-- WHAT IS EXPECTED --
Look for the word "Land" in the entries below, then copy every line that has it.

-- RECORDED INFORMATION --
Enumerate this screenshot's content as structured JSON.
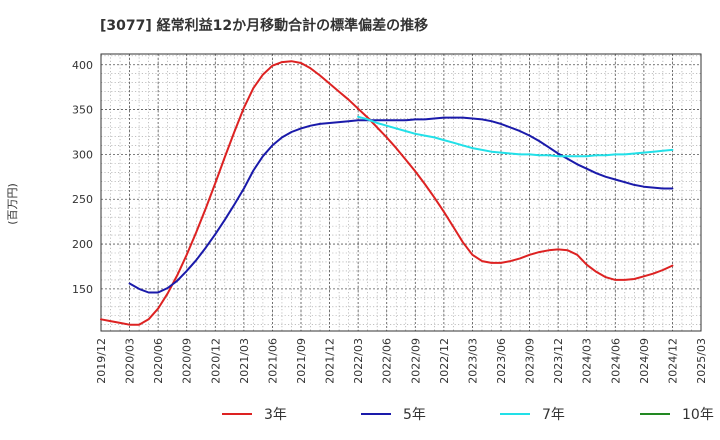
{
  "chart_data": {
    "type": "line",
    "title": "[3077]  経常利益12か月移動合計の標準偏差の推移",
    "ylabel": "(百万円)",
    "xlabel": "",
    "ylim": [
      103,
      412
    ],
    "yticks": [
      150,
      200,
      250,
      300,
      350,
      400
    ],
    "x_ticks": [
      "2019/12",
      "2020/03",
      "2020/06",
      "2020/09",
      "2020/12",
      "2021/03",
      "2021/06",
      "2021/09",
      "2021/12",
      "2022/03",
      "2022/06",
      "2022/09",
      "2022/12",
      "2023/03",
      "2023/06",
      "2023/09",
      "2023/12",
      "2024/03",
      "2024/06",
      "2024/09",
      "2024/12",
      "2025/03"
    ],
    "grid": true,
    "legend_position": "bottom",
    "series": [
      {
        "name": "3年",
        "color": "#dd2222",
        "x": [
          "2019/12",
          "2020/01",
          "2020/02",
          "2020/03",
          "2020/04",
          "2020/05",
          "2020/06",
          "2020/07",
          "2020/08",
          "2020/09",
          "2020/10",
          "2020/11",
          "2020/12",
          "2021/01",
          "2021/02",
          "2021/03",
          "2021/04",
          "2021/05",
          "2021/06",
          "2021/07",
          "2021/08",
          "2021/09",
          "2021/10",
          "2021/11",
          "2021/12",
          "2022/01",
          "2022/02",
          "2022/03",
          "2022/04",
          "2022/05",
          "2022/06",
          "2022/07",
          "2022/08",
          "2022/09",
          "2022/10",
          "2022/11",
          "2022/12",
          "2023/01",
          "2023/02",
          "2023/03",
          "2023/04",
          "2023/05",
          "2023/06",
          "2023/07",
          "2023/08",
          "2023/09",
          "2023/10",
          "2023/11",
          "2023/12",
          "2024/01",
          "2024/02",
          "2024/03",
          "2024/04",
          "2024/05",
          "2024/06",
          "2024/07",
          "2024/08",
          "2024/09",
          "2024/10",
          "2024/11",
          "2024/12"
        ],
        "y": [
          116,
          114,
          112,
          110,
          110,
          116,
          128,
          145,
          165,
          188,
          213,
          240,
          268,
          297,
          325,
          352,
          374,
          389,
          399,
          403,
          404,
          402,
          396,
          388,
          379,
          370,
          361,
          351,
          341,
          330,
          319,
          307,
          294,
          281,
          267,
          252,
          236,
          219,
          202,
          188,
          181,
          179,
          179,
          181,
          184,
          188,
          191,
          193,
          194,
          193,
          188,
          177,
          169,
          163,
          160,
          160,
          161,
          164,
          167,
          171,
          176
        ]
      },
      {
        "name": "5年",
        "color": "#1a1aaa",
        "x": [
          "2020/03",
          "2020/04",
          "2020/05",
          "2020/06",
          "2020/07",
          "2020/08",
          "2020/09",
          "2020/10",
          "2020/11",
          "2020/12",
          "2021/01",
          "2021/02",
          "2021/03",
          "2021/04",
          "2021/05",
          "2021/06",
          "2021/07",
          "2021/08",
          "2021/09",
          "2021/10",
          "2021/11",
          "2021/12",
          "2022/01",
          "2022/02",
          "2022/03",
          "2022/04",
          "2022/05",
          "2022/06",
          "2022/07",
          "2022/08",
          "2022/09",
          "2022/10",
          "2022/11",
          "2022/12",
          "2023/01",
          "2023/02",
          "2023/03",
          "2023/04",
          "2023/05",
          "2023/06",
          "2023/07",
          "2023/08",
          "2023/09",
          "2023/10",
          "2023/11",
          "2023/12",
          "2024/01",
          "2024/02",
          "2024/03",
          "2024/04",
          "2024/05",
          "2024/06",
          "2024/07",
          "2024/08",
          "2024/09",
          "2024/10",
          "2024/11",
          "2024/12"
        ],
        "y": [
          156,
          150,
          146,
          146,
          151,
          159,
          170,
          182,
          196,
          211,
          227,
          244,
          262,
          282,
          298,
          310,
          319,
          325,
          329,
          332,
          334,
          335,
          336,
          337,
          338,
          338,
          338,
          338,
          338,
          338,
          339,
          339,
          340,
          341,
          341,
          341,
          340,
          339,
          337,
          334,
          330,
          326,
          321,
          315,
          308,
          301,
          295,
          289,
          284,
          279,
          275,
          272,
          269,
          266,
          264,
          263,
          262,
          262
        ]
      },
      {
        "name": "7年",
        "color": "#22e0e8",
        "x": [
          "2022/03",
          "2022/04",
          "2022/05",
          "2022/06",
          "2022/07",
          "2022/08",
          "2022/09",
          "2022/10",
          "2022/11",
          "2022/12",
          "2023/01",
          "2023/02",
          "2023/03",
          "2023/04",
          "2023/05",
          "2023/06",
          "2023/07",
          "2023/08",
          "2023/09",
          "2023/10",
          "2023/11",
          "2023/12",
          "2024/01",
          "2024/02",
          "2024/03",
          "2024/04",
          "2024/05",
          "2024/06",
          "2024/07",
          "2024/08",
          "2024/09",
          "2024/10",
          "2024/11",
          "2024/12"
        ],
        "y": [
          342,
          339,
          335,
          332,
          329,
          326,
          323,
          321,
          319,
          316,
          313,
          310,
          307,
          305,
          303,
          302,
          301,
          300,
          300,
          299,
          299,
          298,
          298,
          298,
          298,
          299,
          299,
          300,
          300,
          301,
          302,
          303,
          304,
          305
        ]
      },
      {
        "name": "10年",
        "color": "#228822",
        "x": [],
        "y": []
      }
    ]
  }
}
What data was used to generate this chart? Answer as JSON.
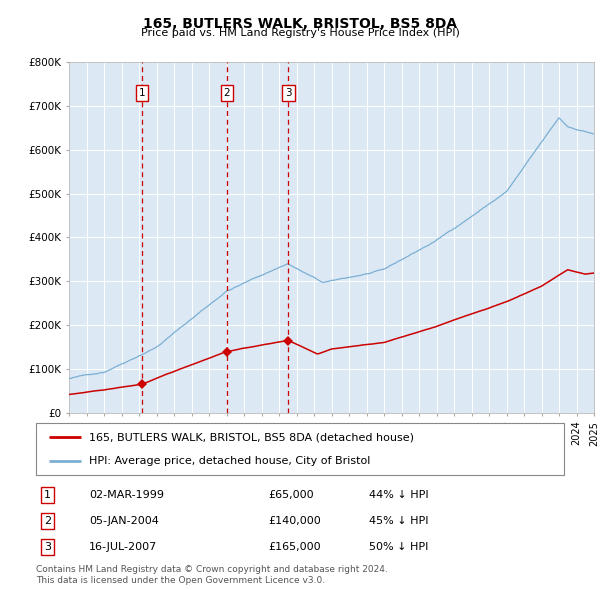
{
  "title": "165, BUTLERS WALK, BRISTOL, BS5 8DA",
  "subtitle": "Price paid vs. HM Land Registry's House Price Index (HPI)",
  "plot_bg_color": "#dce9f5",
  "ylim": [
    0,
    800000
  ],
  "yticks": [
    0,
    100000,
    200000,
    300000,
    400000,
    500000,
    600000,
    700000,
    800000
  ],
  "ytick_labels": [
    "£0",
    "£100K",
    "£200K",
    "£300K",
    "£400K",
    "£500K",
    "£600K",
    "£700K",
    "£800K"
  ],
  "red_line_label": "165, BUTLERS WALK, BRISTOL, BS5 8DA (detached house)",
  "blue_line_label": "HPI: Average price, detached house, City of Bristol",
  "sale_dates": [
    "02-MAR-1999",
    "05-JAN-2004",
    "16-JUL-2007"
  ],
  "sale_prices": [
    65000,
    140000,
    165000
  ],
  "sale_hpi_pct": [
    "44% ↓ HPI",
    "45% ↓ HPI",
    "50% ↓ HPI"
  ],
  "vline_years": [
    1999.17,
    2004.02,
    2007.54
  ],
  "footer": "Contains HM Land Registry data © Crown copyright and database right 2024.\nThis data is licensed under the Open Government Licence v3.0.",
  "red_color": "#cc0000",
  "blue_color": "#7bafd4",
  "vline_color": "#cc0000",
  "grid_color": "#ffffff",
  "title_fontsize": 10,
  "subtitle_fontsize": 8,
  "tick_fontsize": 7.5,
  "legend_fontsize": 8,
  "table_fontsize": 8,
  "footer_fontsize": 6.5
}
==
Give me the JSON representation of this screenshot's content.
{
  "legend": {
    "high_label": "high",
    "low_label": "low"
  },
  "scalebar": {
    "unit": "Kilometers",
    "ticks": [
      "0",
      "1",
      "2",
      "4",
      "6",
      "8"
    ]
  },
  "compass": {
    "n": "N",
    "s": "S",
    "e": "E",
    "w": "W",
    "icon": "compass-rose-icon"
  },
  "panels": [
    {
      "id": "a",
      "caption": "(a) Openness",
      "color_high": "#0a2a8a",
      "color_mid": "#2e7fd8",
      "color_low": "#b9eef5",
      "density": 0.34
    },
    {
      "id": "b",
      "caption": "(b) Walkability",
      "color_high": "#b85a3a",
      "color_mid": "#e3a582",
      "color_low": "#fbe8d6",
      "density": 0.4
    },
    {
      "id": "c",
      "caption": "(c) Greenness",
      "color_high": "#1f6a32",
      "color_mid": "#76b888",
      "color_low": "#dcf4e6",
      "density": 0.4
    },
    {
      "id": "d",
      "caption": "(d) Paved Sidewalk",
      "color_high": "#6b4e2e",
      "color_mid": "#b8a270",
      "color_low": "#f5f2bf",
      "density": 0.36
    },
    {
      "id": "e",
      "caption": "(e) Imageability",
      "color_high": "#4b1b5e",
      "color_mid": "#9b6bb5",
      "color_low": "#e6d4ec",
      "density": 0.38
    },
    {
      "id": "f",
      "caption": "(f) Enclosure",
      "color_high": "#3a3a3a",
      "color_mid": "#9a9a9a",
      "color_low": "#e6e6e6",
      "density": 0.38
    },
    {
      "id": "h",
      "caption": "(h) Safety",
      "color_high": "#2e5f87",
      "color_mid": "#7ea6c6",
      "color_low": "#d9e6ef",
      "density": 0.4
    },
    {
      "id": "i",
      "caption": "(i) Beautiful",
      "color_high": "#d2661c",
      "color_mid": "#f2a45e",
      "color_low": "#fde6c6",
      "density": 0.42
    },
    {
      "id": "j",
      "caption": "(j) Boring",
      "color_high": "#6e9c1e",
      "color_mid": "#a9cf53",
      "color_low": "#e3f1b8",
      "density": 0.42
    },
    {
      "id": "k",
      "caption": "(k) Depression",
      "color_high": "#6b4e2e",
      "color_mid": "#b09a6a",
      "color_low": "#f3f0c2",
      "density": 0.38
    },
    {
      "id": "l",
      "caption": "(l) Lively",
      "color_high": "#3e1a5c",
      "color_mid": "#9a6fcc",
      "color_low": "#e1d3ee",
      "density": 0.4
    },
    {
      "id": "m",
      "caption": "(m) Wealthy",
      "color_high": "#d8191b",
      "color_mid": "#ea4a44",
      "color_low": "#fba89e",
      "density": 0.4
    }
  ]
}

-- OUTPUT OF THE TASK --
  "subtitle": "Price paid vs. HM Land Registry's House Price Index (HPI)",
  "footer": "Contains HM Land Registry data © Crown copyright and database right 2024.\nThis data is licensed under the Open Government Licence v3.0.",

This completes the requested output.